* begin Rows *

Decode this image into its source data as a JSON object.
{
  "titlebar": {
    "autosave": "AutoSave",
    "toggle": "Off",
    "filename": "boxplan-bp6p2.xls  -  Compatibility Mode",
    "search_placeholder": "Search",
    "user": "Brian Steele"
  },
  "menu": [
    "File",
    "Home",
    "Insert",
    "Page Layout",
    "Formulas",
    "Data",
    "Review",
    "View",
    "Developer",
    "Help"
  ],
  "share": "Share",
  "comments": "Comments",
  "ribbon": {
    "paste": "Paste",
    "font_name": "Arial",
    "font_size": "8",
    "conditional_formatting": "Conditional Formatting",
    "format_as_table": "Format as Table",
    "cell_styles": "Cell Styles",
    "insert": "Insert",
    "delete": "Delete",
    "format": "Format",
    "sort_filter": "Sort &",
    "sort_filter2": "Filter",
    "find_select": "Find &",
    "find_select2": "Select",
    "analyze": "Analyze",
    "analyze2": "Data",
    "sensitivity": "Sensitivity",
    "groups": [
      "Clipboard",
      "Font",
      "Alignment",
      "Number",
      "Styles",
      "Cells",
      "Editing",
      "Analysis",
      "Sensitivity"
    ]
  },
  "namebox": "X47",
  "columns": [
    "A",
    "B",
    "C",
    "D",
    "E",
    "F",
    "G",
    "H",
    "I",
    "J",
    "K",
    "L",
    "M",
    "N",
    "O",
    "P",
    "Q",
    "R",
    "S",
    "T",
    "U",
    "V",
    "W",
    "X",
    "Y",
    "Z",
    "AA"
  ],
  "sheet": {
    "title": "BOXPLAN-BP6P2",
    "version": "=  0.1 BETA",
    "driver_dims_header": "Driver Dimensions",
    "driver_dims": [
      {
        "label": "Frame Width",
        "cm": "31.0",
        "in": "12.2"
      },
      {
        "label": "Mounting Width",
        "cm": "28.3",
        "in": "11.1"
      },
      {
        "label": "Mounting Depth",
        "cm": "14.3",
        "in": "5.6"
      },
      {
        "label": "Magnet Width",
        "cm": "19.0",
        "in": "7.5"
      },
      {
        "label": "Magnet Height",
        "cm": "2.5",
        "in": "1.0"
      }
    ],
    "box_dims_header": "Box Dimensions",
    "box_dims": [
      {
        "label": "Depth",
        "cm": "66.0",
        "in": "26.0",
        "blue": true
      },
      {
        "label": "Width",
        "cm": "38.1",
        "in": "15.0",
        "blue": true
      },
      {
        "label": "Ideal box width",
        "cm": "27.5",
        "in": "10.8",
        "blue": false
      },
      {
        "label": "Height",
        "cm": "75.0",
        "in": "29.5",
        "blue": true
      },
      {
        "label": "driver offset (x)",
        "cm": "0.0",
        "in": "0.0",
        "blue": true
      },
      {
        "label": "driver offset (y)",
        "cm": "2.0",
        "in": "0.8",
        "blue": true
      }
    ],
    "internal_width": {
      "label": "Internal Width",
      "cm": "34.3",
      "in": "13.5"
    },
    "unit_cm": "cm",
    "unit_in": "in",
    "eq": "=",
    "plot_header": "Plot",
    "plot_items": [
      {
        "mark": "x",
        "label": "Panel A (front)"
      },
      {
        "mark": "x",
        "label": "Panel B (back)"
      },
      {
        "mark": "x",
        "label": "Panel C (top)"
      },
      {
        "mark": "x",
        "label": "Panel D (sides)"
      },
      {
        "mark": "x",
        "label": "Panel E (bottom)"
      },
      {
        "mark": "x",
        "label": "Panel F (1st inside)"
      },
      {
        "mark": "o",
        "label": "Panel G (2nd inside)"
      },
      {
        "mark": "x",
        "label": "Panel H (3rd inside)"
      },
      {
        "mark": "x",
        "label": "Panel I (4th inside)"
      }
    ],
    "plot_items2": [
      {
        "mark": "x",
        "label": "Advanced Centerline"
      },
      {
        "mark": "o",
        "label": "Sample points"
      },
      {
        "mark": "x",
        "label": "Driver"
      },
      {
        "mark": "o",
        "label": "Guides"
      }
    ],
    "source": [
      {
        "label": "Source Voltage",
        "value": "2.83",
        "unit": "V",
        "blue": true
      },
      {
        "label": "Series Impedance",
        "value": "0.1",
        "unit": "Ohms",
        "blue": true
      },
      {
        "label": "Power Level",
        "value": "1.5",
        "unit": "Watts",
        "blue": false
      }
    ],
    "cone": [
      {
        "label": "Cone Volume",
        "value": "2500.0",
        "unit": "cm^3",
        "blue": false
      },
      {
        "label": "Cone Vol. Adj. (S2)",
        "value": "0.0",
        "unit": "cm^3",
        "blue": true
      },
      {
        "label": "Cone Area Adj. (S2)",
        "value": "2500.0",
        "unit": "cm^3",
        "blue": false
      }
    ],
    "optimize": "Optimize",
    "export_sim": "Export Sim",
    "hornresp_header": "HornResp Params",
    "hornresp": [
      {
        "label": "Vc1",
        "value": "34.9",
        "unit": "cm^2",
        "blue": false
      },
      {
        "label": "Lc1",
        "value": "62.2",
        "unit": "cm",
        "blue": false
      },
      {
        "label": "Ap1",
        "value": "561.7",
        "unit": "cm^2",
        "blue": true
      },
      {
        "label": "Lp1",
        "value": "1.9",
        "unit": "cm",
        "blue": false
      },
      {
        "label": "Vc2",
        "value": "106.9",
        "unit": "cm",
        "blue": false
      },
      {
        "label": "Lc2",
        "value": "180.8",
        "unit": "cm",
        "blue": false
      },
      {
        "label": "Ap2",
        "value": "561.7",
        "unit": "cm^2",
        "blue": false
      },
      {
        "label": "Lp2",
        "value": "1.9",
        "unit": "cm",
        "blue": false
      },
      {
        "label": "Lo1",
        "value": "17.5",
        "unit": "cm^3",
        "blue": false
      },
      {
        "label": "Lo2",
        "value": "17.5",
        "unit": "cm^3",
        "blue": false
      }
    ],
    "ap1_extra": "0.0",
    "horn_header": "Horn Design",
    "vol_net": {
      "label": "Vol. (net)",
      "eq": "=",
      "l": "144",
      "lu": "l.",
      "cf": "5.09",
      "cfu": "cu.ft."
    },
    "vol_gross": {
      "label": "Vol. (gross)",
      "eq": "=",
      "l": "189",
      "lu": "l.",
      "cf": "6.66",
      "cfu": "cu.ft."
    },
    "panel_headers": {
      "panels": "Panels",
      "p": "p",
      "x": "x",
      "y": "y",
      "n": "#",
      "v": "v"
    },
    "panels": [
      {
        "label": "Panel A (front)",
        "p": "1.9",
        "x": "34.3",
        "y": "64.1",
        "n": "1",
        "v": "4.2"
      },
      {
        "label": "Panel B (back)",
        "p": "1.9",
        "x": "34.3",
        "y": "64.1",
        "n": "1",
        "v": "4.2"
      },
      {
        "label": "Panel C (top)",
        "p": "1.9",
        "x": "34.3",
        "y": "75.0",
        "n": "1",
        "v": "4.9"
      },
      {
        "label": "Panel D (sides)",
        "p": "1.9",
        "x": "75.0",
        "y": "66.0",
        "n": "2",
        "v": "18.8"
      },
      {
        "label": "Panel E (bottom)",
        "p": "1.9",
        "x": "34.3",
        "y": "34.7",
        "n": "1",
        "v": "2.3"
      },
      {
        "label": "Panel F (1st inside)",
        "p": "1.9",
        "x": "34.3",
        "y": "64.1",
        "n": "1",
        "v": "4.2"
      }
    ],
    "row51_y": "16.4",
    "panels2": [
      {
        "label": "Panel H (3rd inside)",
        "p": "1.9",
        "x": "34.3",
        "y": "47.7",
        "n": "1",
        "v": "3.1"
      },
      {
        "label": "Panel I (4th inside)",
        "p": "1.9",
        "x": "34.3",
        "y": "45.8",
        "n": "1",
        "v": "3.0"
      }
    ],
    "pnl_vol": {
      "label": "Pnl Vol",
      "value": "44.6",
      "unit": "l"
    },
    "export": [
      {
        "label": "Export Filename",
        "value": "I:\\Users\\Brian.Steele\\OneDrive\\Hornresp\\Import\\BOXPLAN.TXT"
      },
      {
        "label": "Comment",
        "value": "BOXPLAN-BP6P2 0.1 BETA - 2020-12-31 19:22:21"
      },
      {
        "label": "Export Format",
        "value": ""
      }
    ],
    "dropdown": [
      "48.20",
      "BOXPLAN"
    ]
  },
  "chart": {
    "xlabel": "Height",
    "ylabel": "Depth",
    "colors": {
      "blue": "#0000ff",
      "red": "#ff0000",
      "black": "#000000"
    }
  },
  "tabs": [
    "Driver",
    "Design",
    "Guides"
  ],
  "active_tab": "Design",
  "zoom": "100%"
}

* end Rows *

> Task brief: Report each line of the material above where the word "Height" appears.

> Answer:
        "label": "Magnet Height",
        "label": "Height",
    "xlabel": "Height",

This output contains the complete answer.